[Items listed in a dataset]
......

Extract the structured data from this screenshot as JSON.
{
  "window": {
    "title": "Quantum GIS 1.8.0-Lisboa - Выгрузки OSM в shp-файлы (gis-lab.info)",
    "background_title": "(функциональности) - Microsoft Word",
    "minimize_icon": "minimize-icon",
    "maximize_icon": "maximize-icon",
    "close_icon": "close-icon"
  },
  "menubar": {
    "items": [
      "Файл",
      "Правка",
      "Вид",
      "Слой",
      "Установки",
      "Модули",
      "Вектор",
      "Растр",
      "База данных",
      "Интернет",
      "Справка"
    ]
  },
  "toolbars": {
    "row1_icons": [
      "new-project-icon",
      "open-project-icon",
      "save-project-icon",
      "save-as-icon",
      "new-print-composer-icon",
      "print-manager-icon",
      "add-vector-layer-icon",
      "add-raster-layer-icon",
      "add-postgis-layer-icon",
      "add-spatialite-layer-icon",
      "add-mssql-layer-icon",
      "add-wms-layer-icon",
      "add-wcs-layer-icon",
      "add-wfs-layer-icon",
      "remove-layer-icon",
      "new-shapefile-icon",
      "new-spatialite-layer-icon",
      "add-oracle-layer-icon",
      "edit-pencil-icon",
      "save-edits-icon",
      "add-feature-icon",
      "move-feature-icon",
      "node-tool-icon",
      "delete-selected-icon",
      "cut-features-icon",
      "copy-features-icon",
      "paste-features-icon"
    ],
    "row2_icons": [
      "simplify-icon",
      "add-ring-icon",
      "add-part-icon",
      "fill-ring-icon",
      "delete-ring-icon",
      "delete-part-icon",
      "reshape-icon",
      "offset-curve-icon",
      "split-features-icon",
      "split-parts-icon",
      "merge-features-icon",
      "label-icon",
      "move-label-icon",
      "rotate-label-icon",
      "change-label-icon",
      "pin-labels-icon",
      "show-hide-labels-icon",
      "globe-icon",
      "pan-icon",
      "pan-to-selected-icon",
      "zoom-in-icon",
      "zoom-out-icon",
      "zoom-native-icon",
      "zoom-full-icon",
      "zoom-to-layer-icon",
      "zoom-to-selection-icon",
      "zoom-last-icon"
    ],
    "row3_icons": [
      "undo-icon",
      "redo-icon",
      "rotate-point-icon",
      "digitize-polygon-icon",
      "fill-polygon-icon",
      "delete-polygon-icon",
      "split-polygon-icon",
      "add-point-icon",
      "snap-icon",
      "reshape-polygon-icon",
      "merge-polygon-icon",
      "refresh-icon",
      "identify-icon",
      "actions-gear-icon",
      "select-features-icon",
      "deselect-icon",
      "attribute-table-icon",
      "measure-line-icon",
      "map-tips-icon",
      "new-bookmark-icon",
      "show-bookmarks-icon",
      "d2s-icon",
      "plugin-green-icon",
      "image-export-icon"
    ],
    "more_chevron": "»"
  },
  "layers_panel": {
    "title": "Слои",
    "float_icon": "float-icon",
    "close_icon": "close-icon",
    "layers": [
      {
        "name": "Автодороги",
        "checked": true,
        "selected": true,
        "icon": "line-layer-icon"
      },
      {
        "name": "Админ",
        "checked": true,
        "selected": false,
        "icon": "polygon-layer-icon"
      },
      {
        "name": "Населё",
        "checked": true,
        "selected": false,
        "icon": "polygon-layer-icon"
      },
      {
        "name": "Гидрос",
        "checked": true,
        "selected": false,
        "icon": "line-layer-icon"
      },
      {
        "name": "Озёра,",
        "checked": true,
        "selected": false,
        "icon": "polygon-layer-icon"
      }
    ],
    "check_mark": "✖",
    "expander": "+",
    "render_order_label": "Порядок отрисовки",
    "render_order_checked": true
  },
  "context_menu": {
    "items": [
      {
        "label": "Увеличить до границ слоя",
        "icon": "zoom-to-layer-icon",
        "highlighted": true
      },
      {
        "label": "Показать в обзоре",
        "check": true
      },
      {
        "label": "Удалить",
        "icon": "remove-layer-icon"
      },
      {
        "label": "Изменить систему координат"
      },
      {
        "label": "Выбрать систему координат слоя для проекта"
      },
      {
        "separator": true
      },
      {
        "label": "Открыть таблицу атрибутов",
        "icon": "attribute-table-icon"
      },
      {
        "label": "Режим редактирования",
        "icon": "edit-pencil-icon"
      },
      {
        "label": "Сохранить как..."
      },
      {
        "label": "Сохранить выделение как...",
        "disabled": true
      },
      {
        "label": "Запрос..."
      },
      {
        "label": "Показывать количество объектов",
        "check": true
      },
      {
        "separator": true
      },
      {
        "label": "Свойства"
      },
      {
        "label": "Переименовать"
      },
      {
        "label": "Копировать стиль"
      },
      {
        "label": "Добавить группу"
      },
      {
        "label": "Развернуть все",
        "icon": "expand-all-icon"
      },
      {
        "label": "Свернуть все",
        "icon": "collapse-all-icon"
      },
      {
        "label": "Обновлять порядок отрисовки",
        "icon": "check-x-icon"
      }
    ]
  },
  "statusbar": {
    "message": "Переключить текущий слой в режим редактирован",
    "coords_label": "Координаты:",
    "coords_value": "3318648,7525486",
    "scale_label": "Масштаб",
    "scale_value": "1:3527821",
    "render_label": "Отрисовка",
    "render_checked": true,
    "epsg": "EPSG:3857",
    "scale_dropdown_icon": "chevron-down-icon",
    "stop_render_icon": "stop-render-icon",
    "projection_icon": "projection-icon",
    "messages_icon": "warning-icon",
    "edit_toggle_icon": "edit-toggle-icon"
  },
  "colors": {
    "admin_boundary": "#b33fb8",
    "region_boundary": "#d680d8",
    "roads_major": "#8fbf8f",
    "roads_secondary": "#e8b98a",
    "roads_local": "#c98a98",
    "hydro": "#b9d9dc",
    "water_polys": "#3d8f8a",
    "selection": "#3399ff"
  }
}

......

▶ [Your objective]:
Your task is to report how many lines of the material include the string "save". Give the number and no other words.

▶ [Complete answer]:
3